PROBLEM STATEMENT
Report only how many lines hold the word "Transmission".

THE DATA
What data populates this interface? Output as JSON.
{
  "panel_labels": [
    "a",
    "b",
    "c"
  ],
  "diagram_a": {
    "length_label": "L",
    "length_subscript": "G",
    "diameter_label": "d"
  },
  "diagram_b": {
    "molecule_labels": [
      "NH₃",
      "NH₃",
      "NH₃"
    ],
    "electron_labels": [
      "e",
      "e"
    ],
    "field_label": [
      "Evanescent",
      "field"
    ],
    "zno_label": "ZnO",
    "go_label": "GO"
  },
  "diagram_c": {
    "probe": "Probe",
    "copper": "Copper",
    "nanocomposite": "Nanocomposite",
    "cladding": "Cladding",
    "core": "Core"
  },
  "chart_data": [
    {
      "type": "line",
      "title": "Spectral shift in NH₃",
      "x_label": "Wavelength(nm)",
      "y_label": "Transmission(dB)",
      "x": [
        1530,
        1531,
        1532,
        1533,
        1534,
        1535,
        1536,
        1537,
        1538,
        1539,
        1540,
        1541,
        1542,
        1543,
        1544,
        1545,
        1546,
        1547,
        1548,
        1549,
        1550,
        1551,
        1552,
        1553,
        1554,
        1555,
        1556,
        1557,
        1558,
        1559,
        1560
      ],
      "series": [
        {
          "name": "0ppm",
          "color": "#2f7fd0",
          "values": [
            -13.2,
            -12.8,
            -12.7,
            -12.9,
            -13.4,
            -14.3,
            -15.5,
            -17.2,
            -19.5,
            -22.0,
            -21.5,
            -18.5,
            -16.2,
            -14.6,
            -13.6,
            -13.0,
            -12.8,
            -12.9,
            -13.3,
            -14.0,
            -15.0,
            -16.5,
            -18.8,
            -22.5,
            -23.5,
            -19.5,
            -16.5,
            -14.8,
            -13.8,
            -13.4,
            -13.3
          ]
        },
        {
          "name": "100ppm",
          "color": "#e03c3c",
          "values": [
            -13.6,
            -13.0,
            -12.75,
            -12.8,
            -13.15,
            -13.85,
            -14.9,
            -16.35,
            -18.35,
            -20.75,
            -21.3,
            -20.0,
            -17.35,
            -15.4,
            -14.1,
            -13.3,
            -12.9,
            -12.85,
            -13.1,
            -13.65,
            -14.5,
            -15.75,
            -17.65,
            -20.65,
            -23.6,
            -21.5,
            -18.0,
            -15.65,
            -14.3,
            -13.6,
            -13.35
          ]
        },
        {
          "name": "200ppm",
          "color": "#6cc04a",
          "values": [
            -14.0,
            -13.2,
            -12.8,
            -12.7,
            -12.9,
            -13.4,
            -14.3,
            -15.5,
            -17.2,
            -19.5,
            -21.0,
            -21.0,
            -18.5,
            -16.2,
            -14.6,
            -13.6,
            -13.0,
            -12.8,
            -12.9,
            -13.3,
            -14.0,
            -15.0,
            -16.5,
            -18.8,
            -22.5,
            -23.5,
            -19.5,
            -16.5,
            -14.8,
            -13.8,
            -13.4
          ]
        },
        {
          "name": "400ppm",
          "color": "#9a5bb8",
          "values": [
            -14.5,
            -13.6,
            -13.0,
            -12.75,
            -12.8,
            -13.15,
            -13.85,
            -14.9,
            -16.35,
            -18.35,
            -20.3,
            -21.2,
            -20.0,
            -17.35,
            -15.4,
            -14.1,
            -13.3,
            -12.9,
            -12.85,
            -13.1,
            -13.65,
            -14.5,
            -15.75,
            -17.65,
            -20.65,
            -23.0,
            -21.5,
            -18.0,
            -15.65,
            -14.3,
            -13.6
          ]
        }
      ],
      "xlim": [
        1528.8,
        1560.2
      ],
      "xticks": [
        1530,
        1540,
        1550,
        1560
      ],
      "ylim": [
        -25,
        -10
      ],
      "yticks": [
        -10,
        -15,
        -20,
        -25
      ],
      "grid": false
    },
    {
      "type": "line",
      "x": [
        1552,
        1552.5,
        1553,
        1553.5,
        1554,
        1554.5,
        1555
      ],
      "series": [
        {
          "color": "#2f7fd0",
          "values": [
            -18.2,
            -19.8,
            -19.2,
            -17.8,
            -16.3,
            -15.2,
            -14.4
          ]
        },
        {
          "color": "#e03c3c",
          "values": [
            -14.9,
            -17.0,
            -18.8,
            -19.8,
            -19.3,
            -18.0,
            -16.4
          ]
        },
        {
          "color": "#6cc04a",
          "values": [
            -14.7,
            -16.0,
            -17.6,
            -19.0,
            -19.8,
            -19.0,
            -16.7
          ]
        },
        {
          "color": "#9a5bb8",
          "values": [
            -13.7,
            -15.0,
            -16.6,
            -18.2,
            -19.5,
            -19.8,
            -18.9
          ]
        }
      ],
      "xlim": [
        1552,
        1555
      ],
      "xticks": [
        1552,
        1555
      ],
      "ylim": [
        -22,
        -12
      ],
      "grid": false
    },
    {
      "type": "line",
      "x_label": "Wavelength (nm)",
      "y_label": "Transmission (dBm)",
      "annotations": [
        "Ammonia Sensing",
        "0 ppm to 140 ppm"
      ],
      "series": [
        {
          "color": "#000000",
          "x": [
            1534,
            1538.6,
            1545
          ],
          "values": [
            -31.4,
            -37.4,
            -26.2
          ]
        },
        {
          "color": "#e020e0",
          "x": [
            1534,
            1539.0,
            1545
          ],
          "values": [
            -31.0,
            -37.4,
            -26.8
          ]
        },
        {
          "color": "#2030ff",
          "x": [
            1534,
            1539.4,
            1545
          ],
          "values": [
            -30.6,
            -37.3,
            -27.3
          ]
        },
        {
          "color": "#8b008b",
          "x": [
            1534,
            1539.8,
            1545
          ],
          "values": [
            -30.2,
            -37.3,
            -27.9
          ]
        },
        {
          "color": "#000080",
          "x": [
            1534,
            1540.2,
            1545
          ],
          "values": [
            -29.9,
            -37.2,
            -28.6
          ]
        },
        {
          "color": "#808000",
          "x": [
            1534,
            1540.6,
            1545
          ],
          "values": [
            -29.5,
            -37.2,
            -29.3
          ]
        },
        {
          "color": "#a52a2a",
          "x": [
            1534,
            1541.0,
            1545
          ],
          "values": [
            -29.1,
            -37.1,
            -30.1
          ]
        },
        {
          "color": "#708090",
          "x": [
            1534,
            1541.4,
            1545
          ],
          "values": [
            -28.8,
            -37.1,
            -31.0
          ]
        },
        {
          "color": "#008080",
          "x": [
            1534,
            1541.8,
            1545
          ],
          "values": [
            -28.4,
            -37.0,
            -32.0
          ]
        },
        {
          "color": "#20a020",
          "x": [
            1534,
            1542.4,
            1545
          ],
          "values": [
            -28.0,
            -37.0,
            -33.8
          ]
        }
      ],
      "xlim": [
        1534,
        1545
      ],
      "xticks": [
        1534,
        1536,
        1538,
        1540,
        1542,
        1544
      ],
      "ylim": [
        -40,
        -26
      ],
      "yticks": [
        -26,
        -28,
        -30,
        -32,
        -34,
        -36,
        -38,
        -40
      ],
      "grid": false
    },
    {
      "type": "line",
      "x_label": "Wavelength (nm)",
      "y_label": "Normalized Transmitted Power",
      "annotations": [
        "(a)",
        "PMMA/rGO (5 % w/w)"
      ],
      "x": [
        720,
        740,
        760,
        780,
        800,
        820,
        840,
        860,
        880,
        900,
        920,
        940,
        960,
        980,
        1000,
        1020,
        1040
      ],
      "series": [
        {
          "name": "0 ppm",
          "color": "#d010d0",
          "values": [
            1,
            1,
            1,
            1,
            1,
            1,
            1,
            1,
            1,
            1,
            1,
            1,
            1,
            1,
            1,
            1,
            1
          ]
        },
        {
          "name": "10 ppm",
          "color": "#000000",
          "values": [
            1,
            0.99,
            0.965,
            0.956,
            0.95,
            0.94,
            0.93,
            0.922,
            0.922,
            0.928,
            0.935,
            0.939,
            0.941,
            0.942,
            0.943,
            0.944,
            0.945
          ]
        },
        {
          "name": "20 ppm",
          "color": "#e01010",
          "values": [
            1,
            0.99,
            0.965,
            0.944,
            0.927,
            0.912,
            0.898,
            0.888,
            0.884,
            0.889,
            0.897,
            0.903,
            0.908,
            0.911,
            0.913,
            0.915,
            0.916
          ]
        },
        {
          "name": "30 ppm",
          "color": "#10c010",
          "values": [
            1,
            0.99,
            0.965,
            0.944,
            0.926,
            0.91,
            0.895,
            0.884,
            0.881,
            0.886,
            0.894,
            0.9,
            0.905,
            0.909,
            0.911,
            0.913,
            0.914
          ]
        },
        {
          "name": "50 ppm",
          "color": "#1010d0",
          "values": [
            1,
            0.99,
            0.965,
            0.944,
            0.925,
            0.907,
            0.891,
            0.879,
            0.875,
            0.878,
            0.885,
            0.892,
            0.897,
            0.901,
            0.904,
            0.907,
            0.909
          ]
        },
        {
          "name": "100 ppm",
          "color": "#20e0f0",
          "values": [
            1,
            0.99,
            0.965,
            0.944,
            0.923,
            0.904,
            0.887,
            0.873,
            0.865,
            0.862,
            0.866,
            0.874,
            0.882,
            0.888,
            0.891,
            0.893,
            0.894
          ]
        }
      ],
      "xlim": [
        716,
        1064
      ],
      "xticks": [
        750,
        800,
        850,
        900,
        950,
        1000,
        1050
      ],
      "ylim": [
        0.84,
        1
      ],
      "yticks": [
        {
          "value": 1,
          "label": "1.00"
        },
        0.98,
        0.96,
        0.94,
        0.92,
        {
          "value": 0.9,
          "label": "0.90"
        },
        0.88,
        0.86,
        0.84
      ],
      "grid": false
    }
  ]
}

THE ANSWER
2